───── RECORDS PROVIDED
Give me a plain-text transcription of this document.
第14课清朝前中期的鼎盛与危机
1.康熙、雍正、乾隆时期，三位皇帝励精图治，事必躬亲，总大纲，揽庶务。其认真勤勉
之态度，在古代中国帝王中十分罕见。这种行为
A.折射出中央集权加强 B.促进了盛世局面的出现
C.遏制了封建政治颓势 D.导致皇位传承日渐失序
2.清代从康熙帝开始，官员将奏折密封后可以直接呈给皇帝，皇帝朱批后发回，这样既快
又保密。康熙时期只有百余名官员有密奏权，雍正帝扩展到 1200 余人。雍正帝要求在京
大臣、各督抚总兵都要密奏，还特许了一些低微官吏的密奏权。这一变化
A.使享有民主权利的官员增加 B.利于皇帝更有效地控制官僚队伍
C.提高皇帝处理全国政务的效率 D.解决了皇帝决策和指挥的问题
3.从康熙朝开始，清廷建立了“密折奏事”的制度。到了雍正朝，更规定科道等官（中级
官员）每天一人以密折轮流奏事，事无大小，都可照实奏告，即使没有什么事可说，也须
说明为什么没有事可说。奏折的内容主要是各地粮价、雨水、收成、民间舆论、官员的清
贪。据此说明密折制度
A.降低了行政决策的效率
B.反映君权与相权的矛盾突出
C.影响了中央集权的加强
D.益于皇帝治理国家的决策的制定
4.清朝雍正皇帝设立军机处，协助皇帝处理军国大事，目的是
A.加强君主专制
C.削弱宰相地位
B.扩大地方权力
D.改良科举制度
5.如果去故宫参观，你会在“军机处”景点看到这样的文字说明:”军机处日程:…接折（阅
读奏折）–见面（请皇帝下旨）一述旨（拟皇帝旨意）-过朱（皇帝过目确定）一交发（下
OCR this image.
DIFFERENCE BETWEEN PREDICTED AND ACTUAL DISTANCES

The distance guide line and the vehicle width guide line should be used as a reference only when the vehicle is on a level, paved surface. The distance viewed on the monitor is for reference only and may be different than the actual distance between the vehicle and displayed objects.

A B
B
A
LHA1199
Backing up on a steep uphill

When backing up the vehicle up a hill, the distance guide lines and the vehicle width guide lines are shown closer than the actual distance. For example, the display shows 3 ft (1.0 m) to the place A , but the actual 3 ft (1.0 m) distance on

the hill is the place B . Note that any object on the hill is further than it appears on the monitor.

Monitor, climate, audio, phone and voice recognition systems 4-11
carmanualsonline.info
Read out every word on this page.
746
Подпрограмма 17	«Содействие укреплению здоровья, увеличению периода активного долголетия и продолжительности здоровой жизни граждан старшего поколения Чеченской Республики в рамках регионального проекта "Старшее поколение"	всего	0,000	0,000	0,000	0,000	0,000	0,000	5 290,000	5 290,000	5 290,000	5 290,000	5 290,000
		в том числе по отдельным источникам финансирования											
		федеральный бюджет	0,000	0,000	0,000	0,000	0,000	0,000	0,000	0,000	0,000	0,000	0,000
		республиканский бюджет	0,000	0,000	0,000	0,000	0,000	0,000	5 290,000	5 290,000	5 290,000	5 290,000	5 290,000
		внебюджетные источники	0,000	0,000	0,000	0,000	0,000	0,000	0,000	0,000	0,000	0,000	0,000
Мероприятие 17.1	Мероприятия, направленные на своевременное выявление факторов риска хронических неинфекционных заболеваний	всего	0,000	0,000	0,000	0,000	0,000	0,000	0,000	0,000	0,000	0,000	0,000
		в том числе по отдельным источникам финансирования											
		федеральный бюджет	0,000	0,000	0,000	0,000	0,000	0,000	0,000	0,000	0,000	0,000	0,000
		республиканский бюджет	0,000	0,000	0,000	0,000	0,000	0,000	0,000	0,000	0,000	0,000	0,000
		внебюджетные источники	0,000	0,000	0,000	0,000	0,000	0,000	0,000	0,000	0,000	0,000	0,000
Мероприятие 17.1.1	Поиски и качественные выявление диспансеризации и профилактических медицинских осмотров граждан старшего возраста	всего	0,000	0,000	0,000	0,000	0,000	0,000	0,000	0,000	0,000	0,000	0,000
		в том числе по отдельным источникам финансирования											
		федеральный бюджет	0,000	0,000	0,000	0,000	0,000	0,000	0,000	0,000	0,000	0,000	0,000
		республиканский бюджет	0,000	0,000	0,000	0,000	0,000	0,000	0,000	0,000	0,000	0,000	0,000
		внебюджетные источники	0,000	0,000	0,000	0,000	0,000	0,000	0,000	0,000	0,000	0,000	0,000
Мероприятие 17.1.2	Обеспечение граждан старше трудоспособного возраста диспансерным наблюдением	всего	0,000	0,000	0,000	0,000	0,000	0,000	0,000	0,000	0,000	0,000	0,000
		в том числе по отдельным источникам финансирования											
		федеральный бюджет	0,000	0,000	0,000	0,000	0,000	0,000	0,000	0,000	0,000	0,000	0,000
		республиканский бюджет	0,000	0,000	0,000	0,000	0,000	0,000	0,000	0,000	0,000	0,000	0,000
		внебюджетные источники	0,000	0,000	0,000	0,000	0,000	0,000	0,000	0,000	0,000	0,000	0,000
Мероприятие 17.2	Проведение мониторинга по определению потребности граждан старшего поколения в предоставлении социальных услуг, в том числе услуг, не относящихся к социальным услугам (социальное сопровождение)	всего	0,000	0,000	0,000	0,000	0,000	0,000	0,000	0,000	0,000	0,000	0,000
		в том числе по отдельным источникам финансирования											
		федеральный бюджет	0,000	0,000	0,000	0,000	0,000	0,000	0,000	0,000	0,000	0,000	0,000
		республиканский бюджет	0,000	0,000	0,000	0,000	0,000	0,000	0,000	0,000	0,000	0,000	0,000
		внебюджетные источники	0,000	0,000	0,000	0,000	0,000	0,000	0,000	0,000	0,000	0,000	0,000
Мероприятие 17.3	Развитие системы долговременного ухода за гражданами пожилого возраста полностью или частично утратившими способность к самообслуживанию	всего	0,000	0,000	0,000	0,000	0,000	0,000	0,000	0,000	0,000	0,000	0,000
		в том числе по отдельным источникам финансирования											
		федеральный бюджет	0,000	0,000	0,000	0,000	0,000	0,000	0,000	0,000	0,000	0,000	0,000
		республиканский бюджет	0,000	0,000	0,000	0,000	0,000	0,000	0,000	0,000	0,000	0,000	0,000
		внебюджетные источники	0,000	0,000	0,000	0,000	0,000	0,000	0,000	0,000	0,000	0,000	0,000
──────────
◆ WHAT NEEDS TO BE DONE ◆
Take the entries above and copy them out exactly.

◆ ANSWER TO THIS PROBLEM ◆
Give me a plain-text transcription of this document.
第14课清朝前中期的鼎盛与危机
1.康熙、雍正、乾隆时期，三位皇帝励精图治，事必躬亲，总大纲，揽庶务。其认真勤勉
之态度，在古代中国帝王中十分罕见。这种行为
A.折射出中央集权加强 B.促进了盛世局面的出现
C.遏制了封建政治颓势 D.导致皇位传承日渐失序
2.清代从康熙帝开始，官员将奏折密封后可以直接呈给皇帝，皇帝朱批后发回，这样既快
又保密。康熙时期只有百余名官员有密奏权，雍正帝扩展到 1200 余人。雍正帝要求在京
大臣、各督抚总兵都要密奏，还特许了一些低微官吏的密奏权。这一变化
A.使享有民主权利的官员增加 B.利于皇帝更有效地控制官僚队伍
C.提高皇帝处理全国政务的效率 D.解决了皇帝决策和指挥的问题
3.从康熙朝开始，清廷建立了“密折奏事”的制度。到了雍正朝，更规定科道等官（中级
官员）每天一人以密折轮流奏事，事无大小，都可照实奏告，即使没有什么事可说，也须
说明为什么没有事可说。奏折的内容主要是各地粮价、雨水、收成、民间舆论、官员的清
贪。据此说明密折制度
A.降低了行政决策的效率
B.反映君权与相权的矛盾突出
C.影响了中央集权的加强
D.益于皇帝治理国家的决策的制定
4.清朝雍正皇帝设立军机处，协助皇帝处理军国大事，目的是
A.加强君主专制
C.削弱宰相地位
B.扩大地方权力
D.改良科举制度
5.如果去故宫参观，你会在“军机处”景点看到这样的文字说明:”军机处日程:…接折（阅
读奏折）–见面（请皇帝下旨）一述旨（拟皇帝旨意）-过朱（皇帝过目确定）一交发（下
OCR this image.
DIFFERENCE BETWEEN PREDICTED AND ACTUAL DISTANCES

The distance guide line and the vehicle width guide line should be used as a reference only when the vehicle is on a level, paved surface. The distance viewed on the monitor is for reference only and may be different than the actual distance between the vehicle and displayed objects.

A B
B
A
LHA1199
Backing up on a steep uphill

When backing up the vehicle up a hill, the distance guide lines and the vehicle width guide lines are shown closer than the actual distance. For example, the display shows 3 ft (1.0 m) to the place A , but the actual 3 ft (1.0 m) distance on

the hill is the place B . Note that any object on the hill is further than it appears on the monitor.

Monitor, climate, audio, phone and voice recognition systems 4-11
carmanualsonline.info
Read out every word on this page.
746
Подпрограмма 17	«Содействие укреплению здоровья, увеличению периода активного долголетия и продолжительности здоровой жизни граждан старшего поколения Чеченской Республики в рамках регионального проекта "Старшее поколение"	всего	0,000	0,000	0,000	0,000	0,000	0,000	5 290,000	5 290,000	5 290,000	5 290,000	5 290,000
		в том числе по отдельным источникам финансирования											
		федеральный бюджет	0,000	0,000	0,000	0,000	0,000	0,000	0,000	0,000	0,000	0,000	0,000
		республиканский бюджет	0,000	0,000	0,000	0,000	0,000	0,000	5 290,000	5 290,000	5 290,000	5 290,000	5 290,000
		внебюджетные источники	0,000	0,000	0,000	0,000	0,000	0,000	0,000	0,000	0,000	0,000	0,000
Мероприятие 17.1	Мероприятия, направленные на своевременное выявление факторов риска хронических неинфекционных заболеваний	всего	0,000	0,000	0,000	0,000	0,000	0,000	0,000	0,000	0,000	0,000	0,000
		в том числе по отдельным источникам финансирования											
		федеральный бюджет	0,000	0,000	0,000	0,000	0,000	0,000	0,000	0,000	0,000	0,000	0,000
		республиканский бюджет	0,000	0,000	0,000	0,000	0,000	0,000	0,000	0,000	0,000	0,000	0,000
		внебюджетные источники	0,000	0,000	0,000	0,000	0,000	0,000	0,000	0,000	0,000	0,000	0,000
Мероприятие 17.1.1	Поиски и качественные выявление диспансеризации и профилактических медицинских осмотров граждан старшего возраста	всего	0,000	0,000	0,000	0,000	0,000	0,000	0,000	0,000	0,000	0,000	0,000
		в том числе по отдельным источникам финансирования											
		федеральный бюджет	0,000	0,000	0,000	0,000	0,000	0,000	0,000	0,000	0,000	0,000	0,000
		республиканский бюджет	0,000	0,000	0,000	0,000	0,000	0,000	0,000	0,000	0,000	0,000	0,000
		внебюджетные источники	0,000	0,000	0,000	0,000	0,000	0,000	0,000	0,000	0,000	0,000	0,000
Мероприятие 17.1.2	Обеспечение граждан старше трудоспособного возраста диспансерным наблюдением	всего	0,000	0,000	0,000	0,000	0,000	0,000	0,000	0,000	0,000	0,000	0,000
		в том числе по отдельным источникам финансирования											
		федеральный бюджет	0,000	0,000	0,000	0,000	0,000	0,000	0,000	0,000	0,000	0,000	0,000
		республиканский бюджет	0,000	0,000	0,000	0,000	0,000	0,000	0,000	0,000	0,000	0,000	0,000
		внебюджетные источники	0,000	0,000	0,000	0,000	0,000	0,000	0,000	0,000	0,000	0,000	0,000
Мероприятие 17.2	Проведение мониторинга по определению потребности граждан старшего поколения в предоставлении социальных услуг, в том числе услуг, не относящихся к социальным услугам (социальное сопровождение)	всего	0,000	0,000	0,000	0,000	0,000	0,000	0,000	0,000	0,000	0,000	0,000
		в том числе по отдельным источникам финансирования											
		федеральный бюджет	0,000	0,000	0,000	0,000	0,000	0,000	0,000	0,000	0,000	0,000	0,000
		республиканский бюджет	0,000	0,000	0,000	0,000	0,000	0,000	0,000	0,000	0,000	0,000	0,000
		внебюджетные источники	0,000	0,000	0,000	0,000	0,000	0,000	0,000	0,000	0,000	0,000	0,000
Мероприятие 17.3	Развитие системы долговременного ухода за гражданами пожилого возраста полностью или частично утратившими способность к самообслуживанию	всего	0,000	0,000	0,000	0,000	0,000	0,000	0,000	0,000	0,000	0,000	0,000
		в том числе по отдельным источникам финансирования											
		федеральный бюджет	0,000	0,000	0,000	0,000	0,000	0,000	0,000	0,000	0,000	0,000	0,000
		республиканский бюджет	0,000	0,000	0,000	0,000	0,000	0,000	0,000	0,000	0,000	0,000	0,000
		внебюджетные источники	0,000	0,000	0,000	0,000	0,000	0,000	0,000	0,000	0,000	0,000	0,000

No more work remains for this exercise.